▶ [The task]
Return all entries precisely as they stand, without the images.

Recorded data:
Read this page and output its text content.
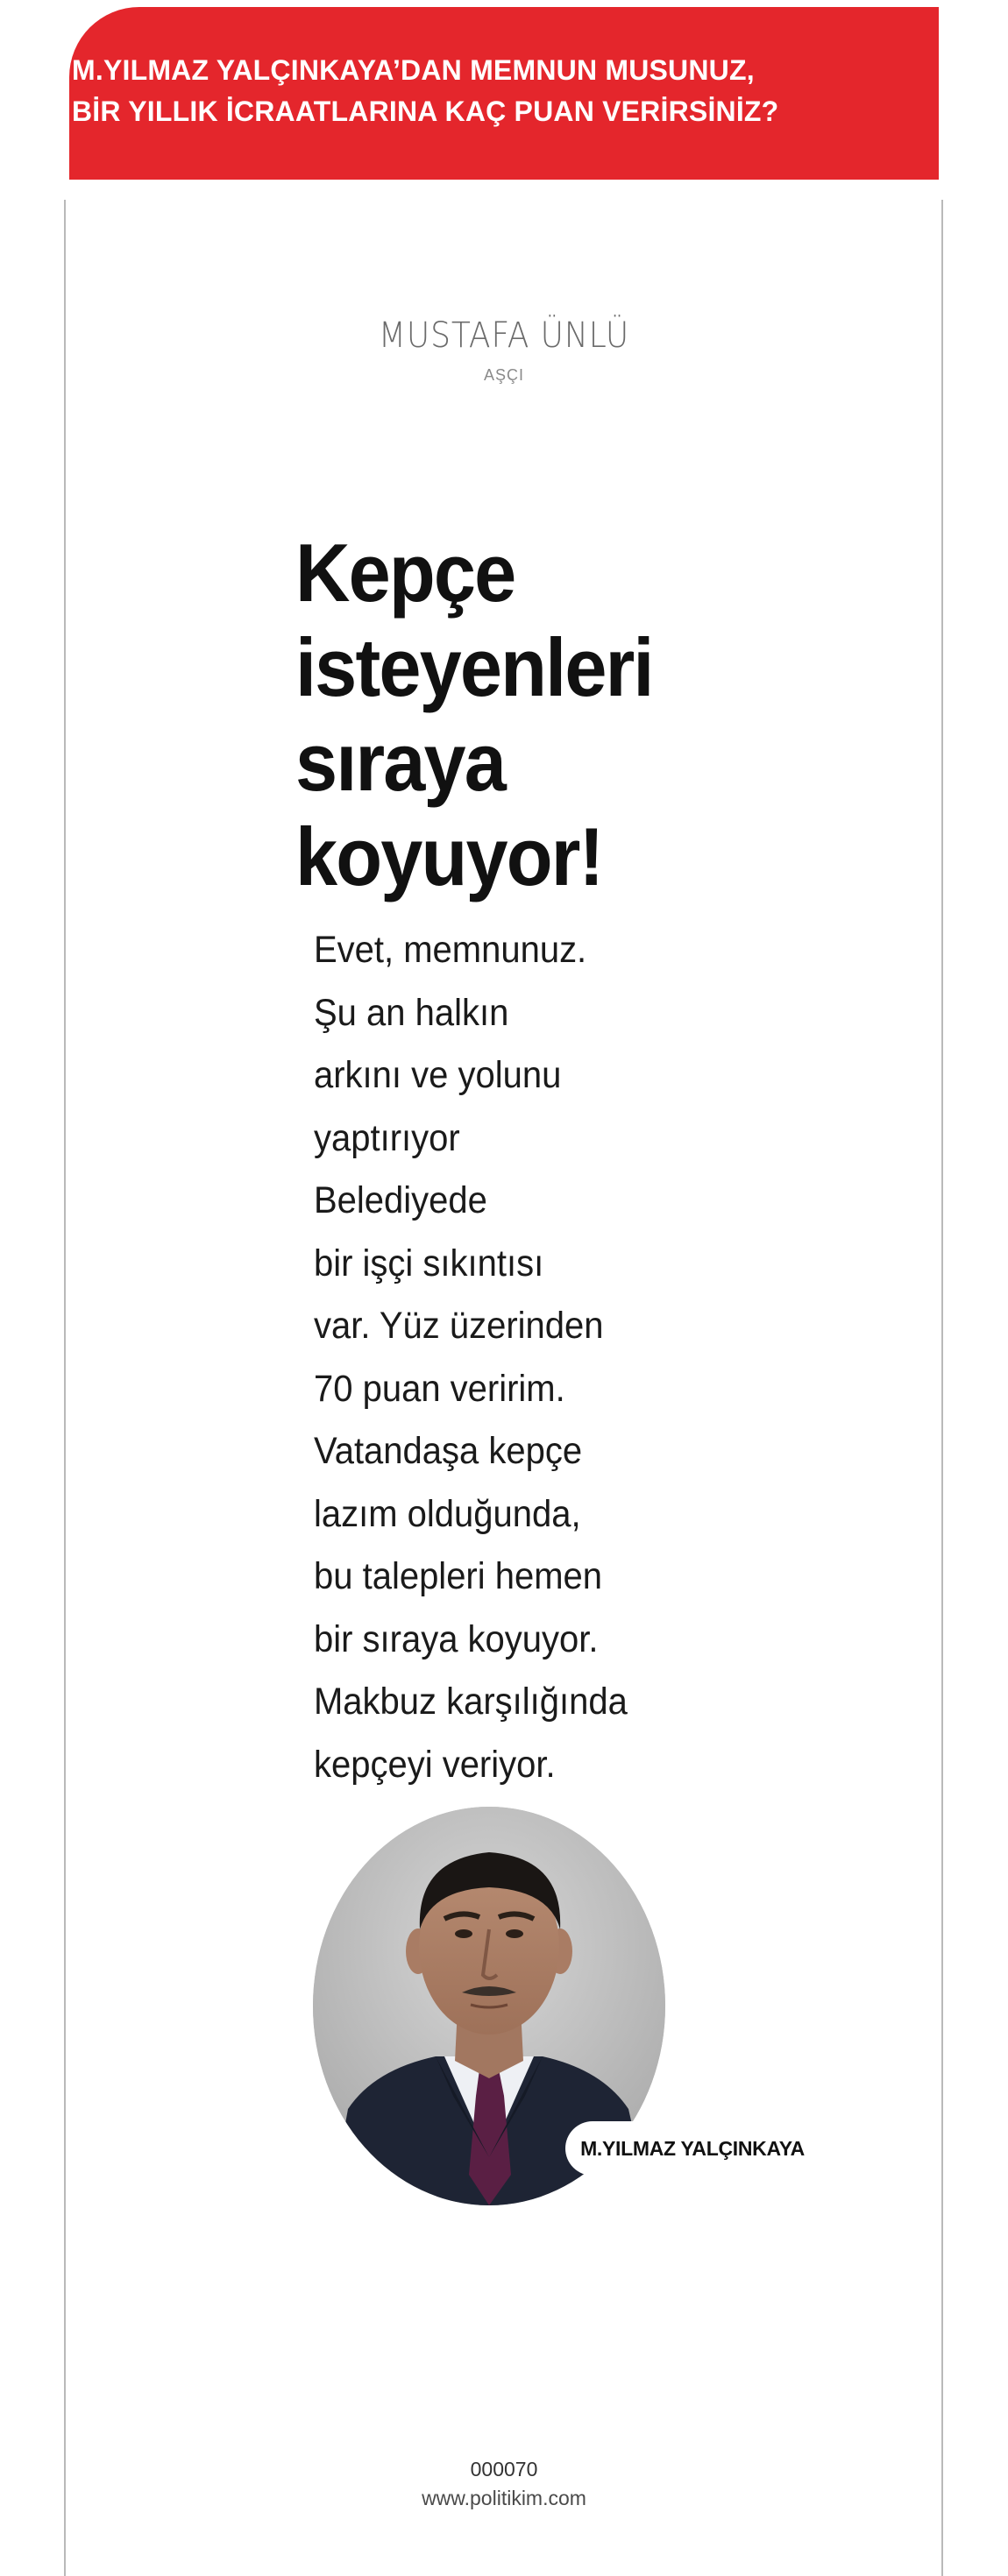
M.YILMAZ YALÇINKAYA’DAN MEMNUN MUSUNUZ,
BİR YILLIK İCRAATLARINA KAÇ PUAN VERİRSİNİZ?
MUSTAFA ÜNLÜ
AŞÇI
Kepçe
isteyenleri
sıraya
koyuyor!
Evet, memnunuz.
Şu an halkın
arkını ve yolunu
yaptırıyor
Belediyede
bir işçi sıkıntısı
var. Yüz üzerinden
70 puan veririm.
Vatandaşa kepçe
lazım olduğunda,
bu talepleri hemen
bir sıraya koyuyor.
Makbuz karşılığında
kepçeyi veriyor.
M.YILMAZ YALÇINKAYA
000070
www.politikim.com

▶ [Result for this exercise]
Read this page and output its text content.
M.YILMAZ YALÇINKAYA’DAN MEMNUN MUSUNUZ,
BİR YILLIK İCRAATLARINA KAÇ PUAN VERİRSİNİZ?
MUSTAFA ÜNLÜ
AŞÇI
Kepçe
isteyenleri
sıraya
koyuyor!
Evet, memnunuz.
Şu an halkın
arkını ve yolunu
yaptırıyor
Belediyede
bir işçi sıkıntısı
var. Yüz üzerinden
70 puan veririm.
Vatandaşa kepçe
lazım olduğunda,
bu talepleri hemen
bir sıraya koyuyor.
Makbuz karşılığında
kepçeyi veriyor.
M.YILMAZ YALÇINKAYA
000070
www.politikim.com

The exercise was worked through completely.